== Input records ==
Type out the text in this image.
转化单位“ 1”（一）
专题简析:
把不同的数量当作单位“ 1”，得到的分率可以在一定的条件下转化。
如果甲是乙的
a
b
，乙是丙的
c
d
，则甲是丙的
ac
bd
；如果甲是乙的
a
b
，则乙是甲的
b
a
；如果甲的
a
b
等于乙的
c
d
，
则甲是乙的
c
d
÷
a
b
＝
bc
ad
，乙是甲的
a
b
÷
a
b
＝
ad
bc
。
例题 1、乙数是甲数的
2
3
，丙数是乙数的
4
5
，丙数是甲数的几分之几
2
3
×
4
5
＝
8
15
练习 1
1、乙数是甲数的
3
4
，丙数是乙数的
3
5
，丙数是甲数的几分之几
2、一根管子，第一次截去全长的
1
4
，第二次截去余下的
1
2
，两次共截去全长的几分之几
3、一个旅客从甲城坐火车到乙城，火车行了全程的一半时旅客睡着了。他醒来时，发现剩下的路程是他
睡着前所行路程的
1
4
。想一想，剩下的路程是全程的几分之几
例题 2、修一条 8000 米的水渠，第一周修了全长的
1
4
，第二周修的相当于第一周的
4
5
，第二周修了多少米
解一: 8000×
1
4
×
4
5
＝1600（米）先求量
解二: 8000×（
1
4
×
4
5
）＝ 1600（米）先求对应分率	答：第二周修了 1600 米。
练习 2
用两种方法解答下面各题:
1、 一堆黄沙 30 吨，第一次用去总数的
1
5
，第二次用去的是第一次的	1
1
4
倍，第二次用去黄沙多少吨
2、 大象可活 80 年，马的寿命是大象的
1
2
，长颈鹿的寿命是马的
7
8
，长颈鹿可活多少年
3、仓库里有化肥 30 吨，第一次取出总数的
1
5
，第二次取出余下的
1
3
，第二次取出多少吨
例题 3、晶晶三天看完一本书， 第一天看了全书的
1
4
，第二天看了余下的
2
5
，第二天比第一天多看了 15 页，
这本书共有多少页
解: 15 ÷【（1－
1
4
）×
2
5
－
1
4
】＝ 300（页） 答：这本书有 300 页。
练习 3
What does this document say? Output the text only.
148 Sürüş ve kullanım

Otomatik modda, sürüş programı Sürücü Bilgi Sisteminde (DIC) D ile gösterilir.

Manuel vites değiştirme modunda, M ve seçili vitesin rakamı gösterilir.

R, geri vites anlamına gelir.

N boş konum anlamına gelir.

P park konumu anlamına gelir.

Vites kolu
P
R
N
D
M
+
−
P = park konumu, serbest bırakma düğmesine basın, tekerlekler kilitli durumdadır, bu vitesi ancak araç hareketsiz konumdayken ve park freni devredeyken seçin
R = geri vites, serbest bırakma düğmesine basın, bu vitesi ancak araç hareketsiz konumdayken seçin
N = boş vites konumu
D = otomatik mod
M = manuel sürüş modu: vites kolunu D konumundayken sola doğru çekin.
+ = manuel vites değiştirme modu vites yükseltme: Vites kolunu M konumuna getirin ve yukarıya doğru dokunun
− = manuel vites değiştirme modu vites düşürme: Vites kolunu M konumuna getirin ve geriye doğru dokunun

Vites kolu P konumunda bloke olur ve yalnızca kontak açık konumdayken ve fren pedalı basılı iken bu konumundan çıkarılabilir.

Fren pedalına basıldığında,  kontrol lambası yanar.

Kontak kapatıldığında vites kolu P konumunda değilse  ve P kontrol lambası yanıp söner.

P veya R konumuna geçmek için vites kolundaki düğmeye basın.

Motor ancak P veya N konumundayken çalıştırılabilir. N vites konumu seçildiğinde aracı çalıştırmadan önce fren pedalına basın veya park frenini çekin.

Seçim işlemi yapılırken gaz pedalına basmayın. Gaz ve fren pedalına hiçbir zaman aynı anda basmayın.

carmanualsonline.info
===
▶ **Exercise description**: Repeat the material above exactly.

▶ **Complete response**:
Type out the text in this image.
转化单位“ 1”（一）
专题简析:
把不同的数量当作单位“ 1”，得到的分率可以在一定的条件下转化。
如果甲是乙的
a
b
，乙是丙的
c
d
，则甲是丙的
ac
bd
；如果甲是乙的
a
b
，则乙是甲的
b
a
；如果甲的
a
b
等于乙的
c
d
，
则甲是乙的
c
d
÷
a
b
＝
bc
ad
，乙是甲的
a
b
÷
a
b
＝
ad
bc
。
例题 1、乙数是甲数的
2
3
，丙数是乙数的
4
5
，丙数是甲数的几分之几
2
3
×
4
5
＝
8
15
练习 1
1、乙数是甲数的
3
4
，丙数是乙数的
3
5
，丙数是甲数的几分之几
2、一根管子，第一次截去全长的
1
4
，第二次截去余下的
1
2
，两次共截去全长的几分之几
3、一个旅客从甲城坐火车到乙城，火车行了全程的一半时旅客睡着了。他醒来时，发现剩下的路程是他
睡着前所行路程的
1
4
。想一想，剩下的路程是全程的几分之几
例题 2、修一条 8000 米的水渠，第一周修了全长的
1
4
，第二周修的相当于第一周的
4
5
，第二周修了多少米
解一: 8000×
1
4
×
4
5
＝1600（米）先求量
解二: 8000×（
1
4
×
4
5
）＝ 1600（米）先求对应分率	答：第二周修了 1600 米。
练习 2
用两种方法解答下面各题:
1、 一堆黄沙 30 吨，第一次用去总数的
1
5
，第二次用去的是第一次的	1
1
4
倍，第二次用去黄沙多少吨
2、 大象可活 80 年，马的寿命是大象的
1
2
，长颈鹿的寿命是马的
7
8
，长颈鹿可活多少年
3、仓库里有化肥 30 吨，第一次取出总数的
1
5
，第二次取出余下的
1
3
，第二次取出多少吨
例题 3、晶晶三天看完一本书， 第一天看了全书的
1
4
，第二天看了余下的
2
5
，第二天比第一天多看了 15 页，
这本书共有多少页
解: 15 ÷【（1－
1
4
）×
2
5
－
1
4
】＝ 300（页） 答：这本书有 300 页。
练习 3
What does this document say? Output the text only.
148 Sürüş ve kullanım

Otomatik modda, sürüş programı Sürücü Bilgi Sisteminde (DIC) D ile gösterilir.

Manuel vites değiştirme modunda, M ve seçili vitesin rakamı gösterilir.

R, geri vites anlamına gelir.

N boş konum anlamına gelir.

P park konumu anlamına gelir.

Vites kolu
P
R
N
D
M
+
−
P = park konumu, serbest bırakma düğmesine basın, tekerlekler kilitli durumdadır, bu vitesi ancak araç hareketsiz konumdayken ve park freni devredeyken seçin
R = geri vites, serbest bırakma düğmesine basın, bu vitesi ancak araç hareketsiz konumdayken seçin
N = boş vites konumu
D = otomatik mod
M = manuel sürüş modu: vites kolunu D konumundayken sola doğru çekin.
+ = manuel vites değiştirme modu vites yükseltme: Vites kolunu M konumuna getirin ve yukarıya doğru dokunun
− = manuel vites değiştirme modu vites düşürme: Vites kolunu M konumuna getirin ve geriye doğru dokunun

Vites kolu P konumunda bloke olur ve yalnızca kontak açık konumdayken ve fren pedalı basılı iken bu konumundan çıkarılabilir.

Fren pedalına basıldığında,  kontrol lambası yanar.

Kontak kapatıldığında vites kolu P konumunda değilse  ve P kontrol lambası yanıp söner.

P veya R konumuna geçmek için vites kolundaki düğmeye basın.

Motor ancak P veya N konumundayken çalıştırılabilir. N vites konumu seçildiğinde aracı çalıştırmadan önce fren pedalına basın veya park frenini çekin.

Seçim işlemi yapılırken gaz pedalına basmayın. Gaz ve fren pedalına hiçbir zaman aynı anda basmayın.

carmanualsonline.info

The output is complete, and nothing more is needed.